— start Records provided —

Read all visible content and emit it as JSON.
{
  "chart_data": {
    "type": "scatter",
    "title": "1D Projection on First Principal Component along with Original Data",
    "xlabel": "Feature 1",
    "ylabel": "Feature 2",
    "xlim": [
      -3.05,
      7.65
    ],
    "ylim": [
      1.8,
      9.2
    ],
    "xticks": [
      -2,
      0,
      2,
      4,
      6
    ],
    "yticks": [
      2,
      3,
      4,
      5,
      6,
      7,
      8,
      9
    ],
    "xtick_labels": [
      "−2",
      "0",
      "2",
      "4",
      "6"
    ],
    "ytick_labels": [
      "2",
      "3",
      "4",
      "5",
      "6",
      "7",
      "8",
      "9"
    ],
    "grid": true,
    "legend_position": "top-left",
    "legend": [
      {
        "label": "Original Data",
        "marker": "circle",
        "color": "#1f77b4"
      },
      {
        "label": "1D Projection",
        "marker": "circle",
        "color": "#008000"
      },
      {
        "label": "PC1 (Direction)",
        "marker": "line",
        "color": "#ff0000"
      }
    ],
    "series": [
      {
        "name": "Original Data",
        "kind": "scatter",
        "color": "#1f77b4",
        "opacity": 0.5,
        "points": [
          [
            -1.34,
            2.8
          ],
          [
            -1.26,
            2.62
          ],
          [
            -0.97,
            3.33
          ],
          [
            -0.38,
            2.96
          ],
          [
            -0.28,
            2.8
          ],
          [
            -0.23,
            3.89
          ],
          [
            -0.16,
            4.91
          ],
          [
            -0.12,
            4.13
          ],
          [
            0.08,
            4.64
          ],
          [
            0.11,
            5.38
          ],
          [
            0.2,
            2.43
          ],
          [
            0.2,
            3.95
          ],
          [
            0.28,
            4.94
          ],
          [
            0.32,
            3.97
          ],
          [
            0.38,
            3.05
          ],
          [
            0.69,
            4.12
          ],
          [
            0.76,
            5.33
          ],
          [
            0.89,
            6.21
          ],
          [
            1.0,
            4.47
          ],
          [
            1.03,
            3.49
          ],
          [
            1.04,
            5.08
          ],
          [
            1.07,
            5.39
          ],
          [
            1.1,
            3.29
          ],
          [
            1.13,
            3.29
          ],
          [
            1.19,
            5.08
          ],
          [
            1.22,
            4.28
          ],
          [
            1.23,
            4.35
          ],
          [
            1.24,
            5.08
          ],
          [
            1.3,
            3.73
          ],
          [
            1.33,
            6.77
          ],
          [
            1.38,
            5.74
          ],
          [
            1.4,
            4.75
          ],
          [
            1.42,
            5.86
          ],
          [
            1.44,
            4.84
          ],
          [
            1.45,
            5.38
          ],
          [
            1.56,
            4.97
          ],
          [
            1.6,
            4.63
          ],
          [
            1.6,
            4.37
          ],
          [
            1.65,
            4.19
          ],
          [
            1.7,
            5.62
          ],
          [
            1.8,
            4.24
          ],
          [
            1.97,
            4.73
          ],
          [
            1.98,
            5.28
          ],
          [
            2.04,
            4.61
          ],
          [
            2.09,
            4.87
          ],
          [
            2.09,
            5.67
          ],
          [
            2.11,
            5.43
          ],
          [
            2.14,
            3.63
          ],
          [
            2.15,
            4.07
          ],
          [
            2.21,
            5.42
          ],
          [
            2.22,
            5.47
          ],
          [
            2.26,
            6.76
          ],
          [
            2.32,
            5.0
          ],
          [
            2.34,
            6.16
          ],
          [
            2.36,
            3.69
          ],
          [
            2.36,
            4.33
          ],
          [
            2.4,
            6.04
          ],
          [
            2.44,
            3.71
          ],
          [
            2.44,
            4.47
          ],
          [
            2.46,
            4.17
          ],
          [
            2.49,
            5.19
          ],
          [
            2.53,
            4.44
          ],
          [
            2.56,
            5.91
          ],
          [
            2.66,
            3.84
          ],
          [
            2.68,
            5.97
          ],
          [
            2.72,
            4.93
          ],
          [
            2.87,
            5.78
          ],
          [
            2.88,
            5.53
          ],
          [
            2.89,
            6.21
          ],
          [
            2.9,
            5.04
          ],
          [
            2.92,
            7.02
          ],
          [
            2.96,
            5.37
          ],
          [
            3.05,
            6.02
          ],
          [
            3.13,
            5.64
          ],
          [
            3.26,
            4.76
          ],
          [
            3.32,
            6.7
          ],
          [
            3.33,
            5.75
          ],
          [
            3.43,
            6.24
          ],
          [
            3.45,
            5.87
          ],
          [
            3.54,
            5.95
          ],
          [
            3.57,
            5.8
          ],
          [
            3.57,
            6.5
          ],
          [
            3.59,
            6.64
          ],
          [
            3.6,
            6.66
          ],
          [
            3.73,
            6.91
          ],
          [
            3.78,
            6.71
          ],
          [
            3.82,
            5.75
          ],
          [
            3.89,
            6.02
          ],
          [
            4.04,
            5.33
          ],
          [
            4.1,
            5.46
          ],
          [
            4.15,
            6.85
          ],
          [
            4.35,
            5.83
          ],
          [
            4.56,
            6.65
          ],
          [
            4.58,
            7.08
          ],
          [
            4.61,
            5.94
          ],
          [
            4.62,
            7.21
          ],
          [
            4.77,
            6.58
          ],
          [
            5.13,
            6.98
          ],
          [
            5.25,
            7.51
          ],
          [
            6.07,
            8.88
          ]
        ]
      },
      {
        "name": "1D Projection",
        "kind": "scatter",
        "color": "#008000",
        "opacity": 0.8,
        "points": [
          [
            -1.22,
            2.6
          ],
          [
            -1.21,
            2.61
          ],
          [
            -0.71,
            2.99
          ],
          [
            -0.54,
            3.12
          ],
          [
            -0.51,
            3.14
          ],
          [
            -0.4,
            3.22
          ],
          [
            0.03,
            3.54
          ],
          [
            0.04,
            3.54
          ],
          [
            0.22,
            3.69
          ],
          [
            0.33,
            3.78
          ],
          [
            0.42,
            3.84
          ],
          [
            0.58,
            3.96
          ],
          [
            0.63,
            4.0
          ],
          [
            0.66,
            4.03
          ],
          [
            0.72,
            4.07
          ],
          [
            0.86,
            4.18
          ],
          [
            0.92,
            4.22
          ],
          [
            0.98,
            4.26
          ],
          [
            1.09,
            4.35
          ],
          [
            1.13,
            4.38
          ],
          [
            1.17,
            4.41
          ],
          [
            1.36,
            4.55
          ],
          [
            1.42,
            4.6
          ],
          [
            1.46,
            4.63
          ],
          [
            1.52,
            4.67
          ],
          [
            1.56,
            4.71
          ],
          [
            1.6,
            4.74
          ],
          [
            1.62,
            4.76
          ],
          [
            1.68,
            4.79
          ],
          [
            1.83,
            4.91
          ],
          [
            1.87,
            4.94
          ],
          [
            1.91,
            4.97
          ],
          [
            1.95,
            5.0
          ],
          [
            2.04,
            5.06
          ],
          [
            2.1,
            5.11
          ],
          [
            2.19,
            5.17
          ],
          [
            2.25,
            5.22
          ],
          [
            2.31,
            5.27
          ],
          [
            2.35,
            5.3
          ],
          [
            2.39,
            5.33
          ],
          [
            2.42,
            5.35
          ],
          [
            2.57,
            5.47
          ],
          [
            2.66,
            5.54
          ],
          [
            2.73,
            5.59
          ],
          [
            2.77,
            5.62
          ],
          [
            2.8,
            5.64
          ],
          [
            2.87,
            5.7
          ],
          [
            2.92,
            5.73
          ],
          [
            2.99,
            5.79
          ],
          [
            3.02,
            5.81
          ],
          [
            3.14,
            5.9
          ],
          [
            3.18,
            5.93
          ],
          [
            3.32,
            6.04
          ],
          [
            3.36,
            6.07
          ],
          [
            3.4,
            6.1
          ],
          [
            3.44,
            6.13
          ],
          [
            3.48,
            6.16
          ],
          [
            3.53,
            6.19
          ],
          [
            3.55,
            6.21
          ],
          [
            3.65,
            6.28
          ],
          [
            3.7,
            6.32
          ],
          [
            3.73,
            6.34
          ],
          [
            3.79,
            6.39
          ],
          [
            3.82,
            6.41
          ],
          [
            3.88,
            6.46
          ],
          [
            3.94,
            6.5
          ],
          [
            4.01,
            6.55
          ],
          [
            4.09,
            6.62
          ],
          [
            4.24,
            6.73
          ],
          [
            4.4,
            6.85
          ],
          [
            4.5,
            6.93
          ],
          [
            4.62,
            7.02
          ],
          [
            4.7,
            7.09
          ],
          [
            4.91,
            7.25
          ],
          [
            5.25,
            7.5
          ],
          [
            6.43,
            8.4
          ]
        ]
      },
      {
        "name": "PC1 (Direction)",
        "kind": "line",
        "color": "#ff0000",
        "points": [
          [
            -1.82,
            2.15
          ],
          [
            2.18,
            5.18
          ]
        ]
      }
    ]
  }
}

— end Records provided —

## Aim of the exercise
Gather all lines from the records above in which "name" appears.

## Finished task
        "name": "Original Data",
        "name": "1D Projection",
        "name": "PC1 (Direction)",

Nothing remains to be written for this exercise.